Rows from a dataset:

━━━━━━

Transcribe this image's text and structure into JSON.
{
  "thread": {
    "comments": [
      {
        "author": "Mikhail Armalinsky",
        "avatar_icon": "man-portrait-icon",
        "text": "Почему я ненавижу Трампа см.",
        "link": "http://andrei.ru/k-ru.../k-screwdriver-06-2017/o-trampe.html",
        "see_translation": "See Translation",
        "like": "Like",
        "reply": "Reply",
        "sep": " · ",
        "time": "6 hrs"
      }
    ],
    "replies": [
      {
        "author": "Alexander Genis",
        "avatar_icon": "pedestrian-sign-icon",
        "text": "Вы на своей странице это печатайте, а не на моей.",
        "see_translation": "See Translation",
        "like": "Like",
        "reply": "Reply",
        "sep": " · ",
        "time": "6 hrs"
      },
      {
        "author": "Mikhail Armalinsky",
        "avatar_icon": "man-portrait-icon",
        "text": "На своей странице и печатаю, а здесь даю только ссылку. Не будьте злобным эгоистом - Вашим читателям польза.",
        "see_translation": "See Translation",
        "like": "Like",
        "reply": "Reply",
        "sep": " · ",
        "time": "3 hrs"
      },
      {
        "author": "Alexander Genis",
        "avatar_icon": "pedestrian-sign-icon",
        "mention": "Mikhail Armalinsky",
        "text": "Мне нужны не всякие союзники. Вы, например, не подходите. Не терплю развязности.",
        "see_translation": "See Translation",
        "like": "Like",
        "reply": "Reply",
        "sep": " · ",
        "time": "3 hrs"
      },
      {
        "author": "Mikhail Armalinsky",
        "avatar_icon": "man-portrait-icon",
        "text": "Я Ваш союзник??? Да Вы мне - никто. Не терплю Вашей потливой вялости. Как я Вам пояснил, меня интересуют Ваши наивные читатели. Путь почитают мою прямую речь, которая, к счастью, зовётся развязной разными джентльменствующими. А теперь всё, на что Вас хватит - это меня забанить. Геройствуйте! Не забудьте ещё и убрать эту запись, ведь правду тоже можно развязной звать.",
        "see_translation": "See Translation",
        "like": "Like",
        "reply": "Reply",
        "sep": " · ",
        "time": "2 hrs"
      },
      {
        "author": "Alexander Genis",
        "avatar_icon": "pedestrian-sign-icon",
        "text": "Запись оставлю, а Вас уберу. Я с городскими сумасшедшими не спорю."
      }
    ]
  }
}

━━━━━━

Each record above must be given again exactly.

Transcribe this image's text and structure into JSON.
{
  "thread": {
    "comments": [
      {
        "author": "Mikhail Armalinsky",
        "avatar_icon": "man-portrait-icon",
        "text": "Почему я ненавижу Трампа см.",
        "link": "http://andrei.ru/k-ru.../k-screwdriver-06-2017/o-trampe.html",
        "see_translation": "See Translation",
        "like": "Like",
        "reply": "Reply",
        "sep": " · ",
        "time": "6 hrs"
      }
    ],
    "replies": [
      {
        "author": "Alexander Genis",
        "avatar_icon": "pedestrian-sign-icon",
        "text": "Вы на своей странице это печатайте, а не на моей.",
        "see_translation": "See Translation",
        "like": "Like",
        "reply": "Reply",
        "sep": " · ",
        "time": "6 hrs"
      },
      {
        "author": "Mikhail Armalinsky",
        "avatar_icon": "man-portrait-icon",
        "text": "На своей странице и печатаю, а здесь даю только ссылку. Не будьте злобным эгоистом - Вашим читателям польза.",
        "see_translation": "See Translation",
        "like": "Like",
        "reply": "Reply",
        "sep": " · ",
        "time": "3 hrs"
      },
      {
        "author": "Alexander Genis",
        "avatar_icon": "pedestrian-sign-icon",
        "mention": "Mikhail Armalinsky",
        "text": "Мне нужны не всякие союзники. Вы, например, не подходите. Не терплю развязности.",
        "see_translation": "See Translation",
        "like": "Like",
        "reply": "Reply",
        "sep": " · ",
        "time": "3 hrs"
      },
      {
        "author": "Mikhail Armalinsky",
        "avatar_icon": "man-portrait-icon",
        "text": "Я Ваш союзник??? Да Вы мне - никто. Не терплю Вашей потливой вялости. Как я Вам пояснил, меня интересуют Ваши наивные читатели. Путь почитают мою прямую речь, которая, к счастью, зовётся развязной разными джентльменствующими. А теперь всё, на что Вас хватит - это меня забанить. Геройствуйте! Не забудьте ещё и убрать эту запись, ведь правду тоже можно развязной звать.",
        "see_translation": "See Translation",
        "like": "Like",
        "reply": "Reply",
        "sep": " · ",
        "time": "2 hrs"
      },
      {
        "author": "Alexander Genis",
        "avatar_icon": "pedestrian-sign-icon",
        "text": "Запись оставлю, а Вас уберу. Я с городскими сумасшедшими не спорю."
      }
    ]
  }
}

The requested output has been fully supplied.